_TASK GOAL_.
Gather up the lines that contain "ライブラリ".

===============

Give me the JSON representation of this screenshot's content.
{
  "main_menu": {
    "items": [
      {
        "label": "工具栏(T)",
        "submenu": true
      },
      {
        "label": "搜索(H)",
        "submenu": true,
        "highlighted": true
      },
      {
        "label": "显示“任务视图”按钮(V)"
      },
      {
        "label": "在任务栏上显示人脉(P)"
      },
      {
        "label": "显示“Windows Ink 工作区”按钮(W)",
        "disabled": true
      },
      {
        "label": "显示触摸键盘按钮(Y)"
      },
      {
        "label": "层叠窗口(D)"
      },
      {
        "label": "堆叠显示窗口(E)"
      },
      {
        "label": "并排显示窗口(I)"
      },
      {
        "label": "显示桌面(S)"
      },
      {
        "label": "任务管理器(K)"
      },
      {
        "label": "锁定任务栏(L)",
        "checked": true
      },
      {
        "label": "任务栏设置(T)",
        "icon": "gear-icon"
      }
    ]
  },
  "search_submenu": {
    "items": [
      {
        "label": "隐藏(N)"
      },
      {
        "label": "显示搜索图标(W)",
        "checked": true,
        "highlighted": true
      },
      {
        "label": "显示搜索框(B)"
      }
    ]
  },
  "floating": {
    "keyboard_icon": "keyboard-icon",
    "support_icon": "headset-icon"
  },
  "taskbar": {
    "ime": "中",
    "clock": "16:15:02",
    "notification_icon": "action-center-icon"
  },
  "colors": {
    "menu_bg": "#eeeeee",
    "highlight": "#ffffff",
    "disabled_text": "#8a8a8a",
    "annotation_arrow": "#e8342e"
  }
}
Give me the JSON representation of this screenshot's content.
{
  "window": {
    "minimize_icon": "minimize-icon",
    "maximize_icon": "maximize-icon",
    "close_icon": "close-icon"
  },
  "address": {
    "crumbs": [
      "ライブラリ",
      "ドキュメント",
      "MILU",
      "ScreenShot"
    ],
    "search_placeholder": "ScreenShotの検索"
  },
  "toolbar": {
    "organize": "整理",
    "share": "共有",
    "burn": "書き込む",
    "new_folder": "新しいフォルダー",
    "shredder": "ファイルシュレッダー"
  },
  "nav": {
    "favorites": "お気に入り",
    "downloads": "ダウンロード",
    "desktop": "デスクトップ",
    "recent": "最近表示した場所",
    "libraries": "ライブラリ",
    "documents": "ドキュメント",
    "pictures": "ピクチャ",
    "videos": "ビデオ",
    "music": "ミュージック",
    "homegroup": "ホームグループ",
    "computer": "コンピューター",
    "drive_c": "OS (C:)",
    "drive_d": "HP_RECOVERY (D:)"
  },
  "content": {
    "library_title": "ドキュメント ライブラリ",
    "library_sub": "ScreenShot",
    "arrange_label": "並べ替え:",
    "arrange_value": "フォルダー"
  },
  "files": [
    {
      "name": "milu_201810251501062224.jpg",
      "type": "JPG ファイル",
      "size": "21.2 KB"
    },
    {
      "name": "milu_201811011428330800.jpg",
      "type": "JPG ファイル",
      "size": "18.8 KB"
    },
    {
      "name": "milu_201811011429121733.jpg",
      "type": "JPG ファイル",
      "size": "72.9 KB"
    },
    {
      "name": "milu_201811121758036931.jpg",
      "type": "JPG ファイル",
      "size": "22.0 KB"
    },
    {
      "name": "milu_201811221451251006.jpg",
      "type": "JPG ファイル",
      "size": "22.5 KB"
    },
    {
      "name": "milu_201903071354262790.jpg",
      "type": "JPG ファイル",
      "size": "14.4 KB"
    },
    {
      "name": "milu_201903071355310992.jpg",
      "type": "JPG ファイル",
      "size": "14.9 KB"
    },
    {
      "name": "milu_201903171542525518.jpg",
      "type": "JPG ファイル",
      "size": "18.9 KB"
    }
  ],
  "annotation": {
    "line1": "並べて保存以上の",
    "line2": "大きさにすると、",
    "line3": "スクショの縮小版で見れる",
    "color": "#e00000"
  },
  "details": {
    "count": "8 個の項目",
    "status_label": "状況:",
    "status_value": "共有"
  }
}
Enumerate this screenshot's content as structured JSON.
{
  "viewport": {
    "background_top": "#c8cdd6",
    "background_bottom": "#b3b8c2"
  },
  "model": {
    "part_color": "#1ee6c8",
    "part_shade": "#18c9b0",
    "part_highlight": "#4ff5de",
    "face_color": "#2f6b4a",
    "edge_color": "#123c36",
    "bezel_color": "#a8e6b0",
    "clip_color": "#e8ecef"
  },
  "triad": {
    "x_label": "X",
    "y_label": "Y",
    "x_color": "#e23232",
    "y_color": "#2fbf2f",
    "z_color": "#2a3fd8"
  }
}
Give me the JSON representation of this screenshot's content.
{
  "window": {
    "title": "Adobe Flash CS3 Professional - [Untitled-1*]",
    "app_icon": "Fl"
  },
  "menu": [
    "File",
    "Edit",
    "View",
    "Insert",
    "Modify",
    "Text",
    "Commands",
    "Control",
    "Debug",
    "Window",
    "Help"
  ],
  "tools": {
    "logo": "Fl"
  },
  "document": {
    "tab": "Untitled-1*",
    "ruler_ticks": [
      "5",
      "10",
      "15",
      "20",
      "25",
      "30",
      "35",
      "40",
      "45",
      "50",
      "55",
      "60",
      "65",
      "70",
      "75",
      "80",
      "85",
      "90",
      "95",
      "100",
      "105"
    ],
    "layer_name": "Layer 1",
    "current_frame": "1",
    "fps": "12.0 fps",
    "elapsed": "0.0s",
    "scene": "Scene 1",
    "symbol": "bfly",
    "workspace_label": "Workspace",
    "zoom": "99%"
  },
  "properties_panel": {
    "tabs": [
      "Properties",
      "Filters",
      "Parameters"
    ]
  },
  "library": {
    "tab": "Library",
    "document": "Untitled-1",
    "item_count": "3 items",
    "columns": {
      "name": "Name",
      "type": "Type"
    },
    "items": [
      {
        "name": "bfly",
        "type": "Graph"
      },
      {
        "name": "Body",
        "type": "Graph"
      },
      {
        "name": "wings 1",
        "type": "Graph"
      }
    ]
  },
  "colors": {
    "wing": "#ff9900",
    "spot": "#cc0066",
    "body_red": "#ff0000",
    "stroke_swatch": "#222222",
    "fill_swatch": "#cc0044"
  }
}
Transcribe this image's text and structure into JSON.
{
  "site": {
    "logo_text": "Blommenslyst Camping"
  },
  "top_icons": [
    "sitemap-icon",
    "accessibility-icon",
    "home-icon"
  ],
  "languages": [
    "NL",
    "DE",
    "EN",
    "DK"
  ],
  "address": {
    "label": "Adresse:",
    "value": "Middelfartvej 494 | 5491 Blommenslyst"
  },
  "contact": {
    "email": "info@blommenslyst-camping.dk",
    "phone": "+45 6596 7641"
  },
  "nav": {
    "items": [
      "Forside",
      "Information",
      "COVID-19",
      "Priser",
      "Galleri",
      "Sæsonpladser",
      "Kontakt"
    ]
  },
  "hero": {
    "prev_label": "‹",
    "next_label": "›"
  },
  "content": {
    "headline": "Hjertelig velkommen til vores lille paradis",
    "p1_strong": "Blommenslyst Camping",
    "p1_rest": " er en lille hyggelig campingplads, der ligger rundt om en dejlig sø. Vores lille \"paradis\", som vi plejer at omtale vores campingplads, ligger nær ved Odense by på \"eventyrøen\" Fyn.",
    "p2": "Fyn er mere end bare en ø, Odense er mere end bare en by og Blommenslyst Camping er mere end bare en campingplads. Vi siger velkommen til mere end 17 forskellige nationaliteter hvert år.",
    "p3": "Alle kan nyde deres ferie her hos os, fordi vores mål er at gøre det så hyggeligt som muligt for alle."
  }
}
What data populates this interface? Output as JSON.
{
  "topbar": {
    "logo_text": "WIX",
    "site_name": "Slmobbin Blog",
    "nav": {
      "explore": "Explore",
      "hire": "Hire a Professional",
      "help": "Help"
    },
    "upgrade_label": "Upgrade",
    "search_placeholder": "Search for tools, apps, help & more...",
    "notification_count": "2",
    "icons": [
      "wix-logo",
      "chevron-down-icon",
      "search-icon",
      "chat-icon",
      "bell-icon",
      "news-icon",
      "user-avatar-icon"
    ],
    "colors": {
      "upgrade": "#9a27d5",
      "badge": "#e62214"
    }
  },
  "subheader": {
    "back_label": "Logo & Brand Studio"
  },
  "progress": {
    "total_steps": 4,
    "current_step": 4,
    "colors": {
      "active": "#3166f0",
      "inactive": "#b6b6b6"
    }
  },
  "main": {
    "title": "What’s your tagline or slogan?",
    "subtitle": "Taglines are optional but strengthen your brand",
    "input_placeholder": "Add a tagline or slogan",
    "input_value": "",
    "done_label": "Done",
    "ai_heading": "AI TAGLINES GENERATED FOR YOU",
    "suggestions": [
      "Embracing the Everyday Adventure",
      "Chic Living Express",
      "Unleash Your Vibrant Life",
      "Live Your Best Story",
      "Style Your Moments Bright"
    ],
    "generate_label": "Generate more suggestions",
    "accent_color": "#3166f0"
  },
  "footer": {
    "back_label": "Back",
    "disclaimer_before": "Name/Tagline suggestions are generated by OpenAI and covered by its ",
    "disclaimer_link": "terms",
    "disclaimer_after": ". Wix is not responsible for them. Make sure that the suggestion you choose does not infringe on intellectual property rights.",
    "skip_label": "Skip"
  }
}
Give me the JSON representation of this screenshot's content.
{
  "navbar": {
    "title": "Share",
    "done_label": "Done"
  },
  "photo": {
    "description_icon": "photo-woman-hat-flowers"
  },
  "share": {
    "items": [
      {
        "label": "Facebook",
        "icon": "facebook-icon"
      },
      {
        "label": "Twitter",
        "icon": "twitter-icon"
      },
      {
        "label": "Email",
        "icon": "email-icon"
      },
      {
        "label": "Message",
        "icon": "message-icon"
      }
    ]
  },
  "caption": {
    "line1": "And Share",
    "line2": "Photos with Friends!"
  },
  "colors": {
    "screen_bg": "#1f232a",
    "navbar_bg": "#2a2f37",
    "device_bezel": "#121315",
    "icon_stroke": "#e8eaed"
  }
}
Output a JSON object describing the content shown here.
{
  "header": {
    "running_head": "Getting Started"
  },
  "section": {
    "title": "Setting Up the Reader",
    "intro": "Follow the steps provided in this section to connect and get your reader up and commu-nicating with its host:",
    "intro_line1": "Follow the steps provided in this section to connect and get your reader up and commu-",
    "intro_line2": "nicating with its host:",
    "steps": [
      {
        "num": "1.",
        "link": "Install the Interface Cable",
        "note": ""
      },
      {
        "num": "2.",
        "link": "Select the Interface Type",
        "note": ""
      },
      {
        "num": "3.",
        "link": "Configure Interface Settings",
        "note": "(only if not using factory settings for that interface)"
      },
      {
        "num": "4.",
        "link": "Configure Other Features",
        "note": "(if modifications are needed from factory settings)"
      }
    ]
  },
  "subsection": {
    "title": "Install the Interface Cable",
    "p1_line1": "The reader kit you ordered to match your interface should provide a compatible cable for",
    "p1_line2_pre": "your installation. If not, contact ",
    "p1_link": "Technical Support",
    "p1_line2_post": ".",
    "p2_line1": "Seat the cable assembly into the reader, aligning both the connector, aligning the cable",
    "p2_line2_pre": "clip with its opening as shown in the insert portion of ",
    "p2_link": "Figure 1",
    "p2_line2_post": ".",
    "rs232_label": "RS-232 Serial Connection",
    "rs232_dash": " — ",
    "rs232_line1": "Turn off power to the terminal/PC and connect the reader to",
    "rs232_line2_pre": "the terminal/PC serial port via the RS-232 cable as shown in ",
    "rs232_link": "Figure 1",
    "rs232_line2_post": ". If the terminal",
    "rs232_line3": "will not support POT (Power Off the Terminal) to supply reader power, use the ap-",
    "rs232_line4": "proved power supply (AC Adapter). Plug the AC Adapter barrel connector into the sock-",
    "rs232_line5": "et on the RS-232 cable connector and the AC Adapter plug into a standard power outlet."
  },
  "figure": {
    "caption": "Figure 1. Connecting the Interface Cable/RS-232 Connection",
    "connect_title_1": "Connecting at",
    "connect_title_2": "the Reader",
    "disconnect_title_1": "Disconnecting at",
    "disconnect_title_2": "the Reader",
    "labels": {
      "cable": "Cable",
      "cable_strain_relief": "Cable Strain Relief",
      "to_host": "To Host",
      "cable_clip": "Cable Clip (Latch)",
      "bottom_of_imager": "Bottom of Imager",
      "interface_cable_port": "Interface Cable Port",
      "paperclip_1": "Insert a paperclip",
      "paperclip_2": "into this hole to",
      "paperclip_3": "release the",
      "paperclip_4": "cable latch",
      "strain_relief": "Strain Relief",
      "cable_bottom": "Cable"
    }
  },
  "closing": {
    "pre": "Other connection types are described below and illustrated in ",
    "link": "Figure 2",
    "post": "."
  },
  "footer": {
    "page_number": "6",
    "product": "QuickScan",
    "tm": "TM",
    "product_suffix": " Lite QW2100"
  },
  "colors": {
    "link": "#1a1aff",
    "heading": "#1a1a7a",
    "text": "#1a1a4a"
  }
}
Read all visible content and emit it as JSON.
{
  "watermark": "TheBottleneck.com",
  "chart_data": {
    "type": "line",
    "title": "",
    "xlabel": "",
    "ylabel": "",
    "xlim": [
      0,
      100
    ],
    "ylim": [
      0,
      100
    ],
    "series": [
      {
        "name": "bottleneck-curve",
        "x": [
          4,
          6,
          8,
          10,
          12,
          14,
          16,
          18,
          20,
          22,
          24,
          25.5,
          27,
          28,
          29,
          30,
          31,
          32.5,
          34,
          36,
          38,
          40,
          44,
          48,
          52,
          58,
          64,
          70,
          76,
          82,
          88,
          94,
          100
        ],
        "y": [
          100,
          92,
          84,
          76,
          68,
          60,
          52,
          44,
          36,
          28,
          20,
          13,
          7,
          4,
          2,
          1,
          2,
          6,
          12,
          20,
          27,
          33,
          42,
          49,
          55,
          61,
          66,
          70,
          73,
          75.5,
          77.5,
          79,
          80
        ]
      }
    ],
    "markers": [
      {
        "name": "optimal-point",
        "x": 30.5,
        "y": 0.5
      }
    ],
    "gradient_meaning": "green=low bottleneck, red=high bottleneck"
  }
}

===============

_EXERCISE ANSWER_.
      "ライブラリ",
    "libraries": "ライブラリ",
    "library_title": "ドキュメント ライブラリ",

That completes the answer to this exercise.